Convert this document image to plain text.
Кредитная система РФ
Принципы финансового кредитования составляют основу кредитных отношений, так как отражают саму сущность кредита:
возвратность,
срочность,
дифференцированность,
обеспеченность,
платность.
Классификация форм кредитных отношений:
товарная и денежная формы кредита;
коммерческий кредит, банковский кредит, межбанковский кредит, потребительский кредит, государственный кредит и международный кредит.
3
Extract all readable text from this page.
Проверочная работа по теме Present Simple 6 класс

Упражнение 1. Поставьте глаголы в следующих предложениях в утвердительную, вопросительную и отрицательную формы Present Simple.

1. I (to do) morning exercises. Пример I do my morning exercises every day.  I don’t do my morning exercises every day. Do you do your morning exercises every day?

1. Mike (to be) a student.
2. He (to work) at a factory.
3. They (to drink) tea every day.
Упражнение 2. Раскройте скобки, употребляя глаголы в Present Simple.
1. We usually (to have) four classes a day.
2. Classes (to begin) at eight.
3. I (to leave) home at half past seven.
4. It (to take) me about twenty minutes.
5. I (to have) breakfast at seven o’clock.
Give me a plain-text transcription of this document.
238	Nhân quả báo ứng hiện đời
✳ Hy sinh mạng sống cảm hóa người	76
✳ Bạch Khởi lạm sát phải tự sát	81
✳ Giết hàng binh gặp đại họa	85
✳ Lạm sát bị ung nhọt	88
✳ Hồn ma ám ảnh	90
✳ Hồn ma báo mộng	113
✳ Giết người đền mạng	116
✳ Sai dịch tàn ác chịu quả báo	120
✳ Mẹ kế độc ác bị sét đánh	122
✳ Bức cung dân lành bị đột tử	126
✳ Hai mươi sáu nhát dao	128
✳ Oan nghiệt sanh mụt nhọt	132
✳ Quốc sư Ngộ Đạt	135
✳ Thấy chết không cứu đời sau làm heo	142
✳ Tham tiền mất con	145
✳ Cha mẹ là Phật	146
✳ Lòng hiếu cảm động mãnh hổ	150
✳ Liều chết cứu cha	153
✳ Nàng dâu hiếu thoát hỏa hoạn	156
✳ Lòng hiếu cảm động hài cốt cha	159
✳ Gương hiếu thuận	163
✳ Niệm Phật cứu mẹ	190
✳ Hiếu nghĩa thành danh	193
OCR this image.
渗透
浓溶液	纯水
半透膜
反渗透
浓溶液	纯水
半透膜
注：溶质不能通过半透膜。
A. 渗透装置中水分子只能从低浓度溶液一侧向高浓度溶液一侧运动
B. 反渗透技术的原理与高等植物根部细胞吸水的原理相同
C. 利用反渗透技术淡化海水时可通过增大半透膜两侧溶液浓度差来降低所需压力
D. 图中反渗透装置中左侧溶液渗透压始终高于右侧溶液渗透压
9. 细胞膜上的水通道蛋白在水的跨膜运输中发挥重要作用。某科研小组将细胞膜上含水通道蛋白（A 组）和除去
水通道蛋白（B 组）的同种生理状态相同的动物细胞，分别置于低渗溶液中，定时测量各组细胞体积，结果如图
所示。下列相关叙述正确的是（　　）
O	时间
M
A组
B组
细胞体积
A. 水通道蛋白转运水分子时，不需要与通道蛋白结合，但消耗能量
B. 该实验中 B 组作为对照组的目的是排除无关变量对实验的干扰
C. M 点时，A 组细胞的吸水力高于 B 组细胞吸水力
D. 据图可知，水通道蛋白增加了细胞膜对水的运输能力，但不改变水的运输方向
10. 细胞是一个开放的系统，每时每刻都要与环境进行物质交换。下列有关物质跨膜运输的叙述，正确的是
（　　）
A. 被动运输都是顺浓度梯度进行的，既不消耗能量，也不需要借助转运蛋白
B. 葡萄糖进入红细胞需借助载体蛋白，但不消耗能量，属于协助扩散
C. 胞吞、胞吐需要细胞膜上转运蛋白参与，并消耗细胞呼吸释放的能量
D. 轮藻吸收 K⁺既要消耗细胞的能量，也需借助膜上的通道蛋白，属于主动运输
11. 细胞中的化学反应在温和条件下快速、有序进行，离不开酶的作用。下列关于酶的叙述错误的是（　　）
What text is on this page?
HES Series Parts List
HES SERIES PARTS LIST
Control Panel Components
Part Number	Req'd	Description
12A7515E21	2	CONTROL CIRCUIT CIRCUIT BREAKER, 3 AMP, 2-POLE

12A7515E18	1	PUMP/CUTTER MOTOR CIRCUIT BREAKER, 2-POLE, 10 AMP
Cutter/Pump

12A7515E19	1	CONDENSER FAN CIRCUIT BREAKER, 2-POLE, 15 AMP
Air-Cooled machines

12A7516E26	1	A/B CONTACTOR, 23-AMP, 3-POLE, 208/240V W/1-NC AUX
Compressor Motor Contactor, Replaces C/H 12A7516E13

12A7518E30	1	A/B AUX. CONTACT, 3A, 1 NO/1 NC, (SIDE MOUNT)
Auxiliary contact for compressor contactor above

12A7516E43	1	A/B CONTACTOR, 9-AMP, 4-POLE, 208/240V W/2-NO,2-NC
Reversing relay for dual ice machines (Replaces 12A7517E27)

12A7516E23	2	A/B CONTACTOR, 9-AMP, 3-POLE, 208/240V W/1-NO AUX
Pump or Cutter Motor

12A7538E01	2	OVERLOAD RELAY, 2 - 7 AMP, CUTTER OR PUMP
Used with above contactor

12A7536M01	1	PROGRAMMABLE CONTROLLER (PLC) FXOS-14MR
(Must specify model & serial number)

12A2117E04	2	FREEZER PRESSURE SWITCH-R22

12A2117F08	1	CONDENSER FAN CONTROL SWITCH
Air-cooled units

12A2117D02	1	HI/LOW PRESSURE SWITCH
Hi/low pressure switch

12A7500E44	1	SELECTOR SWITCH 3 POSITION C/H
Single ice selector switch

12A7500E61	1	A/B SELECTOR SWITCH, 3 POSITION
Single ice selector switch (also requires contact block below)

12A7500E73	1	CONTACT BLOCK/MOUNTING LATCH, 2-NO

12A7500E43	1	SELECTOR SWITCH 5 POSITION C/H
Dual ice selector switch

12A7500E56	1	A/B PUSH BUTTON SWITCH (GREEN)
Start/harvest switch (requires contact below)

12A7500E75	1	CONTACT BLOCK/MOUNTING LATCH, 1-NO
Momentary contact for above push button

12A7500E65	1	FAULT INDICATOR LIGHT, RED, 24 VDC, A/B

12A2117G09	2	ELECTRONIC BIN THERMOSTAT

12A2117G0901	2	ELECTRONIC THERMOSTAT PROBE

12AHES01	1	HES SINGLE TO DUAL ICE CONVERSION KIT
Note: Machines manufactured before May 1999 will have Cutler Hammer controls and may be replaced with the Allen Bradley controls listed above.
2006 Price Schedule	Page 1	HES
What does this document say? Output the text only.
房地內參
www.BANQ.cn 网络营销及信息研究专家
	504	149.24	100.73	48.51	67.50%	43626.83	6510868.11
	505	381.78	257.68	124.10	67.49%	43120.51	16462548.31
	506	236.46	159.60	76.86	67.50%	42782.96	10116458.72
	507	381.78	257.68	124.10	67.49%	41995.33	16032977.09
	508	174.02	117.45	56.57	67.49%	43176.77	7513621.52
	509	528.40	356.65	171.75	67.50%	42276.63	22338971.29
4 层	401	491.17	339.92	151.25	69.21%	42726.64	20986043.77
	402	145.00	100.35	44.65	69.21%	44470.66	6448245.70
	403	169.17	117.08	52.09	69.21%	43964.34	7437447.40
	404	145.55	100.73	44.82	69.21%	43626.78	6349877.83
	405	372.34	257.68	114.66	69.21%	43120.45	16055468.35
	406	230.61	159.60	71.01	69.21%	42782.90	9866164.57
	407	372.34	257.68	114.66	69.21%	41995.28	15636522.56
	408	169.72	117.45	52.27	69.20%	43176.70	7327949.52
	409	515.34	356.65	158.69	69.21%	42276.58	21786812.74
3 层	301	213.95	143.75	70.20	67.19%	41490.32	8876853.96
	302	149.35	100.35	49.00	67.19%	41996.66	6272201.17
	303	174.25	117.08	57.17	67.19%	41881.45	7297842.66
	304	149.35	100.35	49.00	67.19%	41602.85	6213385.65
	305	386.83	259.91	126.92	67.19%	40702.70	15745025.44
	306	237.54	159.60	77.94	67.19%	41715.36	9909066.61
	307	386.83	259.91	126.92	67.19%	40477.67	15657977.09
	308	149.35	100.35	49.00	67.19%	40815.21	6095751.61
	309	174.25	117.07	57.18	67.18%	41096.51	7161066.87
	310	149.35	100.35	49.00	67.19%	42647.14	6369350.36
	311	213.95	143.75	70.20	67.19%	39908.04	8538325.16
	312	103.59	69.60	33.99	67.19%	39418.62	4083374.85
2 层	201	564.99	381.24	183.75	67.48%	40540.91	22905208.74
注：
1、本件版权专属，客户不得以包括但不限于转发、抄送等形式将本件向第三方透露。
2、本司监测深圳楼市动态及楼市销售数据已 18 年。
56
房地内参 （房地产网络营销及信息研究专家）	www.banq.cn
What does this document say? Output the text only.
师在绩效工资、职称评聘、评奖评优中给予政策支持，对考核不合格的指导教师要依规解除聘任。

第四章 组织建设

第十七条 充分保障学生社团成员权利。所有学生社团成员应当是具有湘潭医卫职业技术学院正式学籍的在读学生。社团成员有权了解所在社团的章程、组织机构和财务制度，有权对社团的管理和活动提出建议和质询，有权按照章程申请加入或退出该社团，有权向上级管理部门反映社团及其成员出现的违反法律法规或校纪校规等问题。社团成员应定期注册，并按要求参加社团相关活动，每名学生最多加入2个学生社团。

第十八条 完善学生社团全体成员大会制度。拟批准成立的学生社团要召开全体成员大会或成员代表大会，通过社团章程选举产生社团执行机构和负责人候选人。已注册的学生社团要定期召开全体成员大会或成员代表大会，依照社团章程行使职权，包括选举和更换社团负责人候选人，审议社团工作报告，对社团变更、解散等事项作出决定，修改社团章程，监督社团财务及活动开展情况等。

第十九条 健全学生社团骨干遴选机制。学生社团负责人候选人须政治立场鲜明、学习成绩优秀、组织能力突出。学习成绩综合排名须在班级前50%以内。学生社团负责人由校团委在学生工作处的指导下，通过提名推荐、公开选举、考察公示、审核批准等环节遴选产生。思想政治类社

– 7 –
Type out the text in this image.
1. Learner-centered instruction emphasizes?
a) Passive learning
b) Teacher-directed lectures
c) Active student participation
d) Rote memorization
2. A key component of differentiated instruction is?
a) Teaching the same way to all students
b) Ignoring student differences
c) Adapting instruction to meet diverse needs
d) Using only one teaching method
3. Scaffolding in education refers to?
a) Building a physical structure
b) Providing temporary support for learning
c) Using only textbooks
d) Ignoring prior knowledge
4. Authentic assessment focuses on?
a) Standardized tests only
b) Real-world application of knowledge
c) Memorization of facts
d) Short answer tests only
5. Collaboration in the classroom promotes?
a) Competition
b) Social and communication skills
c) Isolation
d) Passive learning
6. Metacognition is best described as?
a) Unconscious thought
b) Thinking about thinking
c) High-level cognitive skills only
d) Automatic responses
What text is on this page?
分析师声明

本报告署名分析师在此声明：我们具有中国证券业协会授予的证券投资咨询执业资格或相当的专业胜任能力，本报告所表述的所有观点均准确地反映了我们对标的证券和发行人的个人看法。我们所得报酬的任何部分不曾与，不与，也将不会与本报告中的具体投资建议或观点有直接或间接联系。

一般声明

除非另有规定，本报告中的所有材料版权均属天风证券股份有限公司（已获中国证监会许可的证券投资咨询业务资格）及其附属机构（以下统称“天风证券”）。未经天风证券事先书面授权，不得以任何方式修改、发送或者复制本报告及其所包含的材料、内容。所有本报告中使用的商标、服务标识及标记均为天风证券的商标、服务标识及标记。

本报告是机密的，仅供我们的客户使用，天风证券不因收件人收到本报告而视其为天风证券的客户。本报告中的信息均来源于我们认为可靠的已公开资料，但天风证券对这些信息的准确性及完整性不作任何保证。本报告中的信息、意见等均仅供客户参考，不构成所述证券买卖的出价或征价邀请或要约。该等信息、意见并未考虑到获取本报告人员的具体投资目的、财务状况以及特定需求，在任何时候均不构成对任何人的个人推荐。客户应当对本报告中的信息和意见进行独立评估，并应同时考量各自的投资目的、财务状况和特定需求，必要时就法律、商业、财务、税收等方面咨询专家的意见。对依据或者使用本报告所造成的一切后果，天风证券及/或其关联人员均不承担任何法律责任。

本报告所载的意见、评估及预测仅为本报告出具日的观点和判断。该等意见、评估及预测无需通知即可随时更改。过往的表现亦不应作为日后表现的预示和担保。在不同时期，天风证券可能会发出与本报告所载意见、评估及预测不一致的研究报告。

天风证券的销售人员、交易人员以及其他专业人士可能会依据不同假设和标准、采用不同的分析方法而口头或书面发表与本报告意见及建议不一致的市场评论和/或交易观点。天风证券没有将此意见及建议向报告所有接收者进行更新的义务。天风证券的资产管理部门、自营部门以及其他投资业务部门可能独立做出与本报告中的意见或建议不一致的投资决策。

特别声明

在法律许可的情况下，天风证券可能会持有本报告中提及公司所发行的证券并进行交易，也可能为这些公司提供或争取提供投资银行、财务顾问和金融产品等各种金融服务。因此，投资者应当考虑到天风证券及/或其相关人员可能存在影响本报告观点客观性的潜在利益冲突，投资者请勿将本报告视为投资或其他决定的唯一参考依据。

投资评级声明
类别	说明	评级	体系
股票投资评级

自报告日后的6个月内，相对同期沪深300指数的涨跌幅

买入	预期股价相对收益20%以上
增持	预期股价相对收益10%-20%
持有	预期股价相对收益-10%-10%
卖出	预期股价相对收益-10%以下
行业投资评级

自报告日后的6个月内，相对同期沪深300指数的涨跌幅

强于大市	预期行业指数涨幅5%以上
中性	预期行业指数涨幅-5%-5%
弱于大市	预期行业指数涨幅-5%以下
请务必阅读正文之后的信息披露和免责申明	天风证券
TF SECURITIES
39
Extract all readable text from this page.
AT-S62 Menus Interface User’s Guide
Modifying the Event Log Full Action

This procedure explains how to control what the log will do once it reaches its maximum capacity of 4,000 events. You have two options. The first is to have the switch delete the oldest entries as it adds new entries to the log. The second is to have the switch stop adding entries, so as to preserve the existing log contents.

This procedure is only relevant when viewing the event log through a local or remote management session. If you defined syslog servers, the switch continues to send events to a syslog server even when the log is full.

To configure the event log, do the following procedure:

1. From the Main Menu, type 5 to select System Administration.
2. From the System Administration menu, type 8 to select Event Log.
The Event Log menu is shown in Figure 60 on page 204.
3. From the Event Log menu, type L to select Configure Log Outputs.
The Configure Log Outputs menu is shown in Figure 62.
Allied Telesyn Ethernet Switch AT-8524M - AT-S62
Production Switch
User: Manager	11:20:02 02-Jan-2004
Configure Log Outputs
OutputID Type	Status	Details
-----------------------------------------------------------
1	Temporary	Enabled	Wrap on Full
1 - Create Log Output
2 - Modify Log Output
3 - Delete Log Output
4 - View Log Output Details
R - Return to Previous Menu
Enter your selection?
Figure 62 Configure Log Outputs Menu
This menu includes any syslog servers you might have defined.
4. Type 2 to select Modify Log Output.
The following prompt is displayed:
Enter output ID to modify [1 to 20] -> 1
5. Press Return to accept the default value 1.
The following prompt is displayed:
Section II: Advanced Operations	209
__________________________________________________
## [What is needed]
Go through the entries above and pull out each line with "image" in it.

## [The answer]
Convert this document image to plain text.
OCR this image.
Type out the text in this image.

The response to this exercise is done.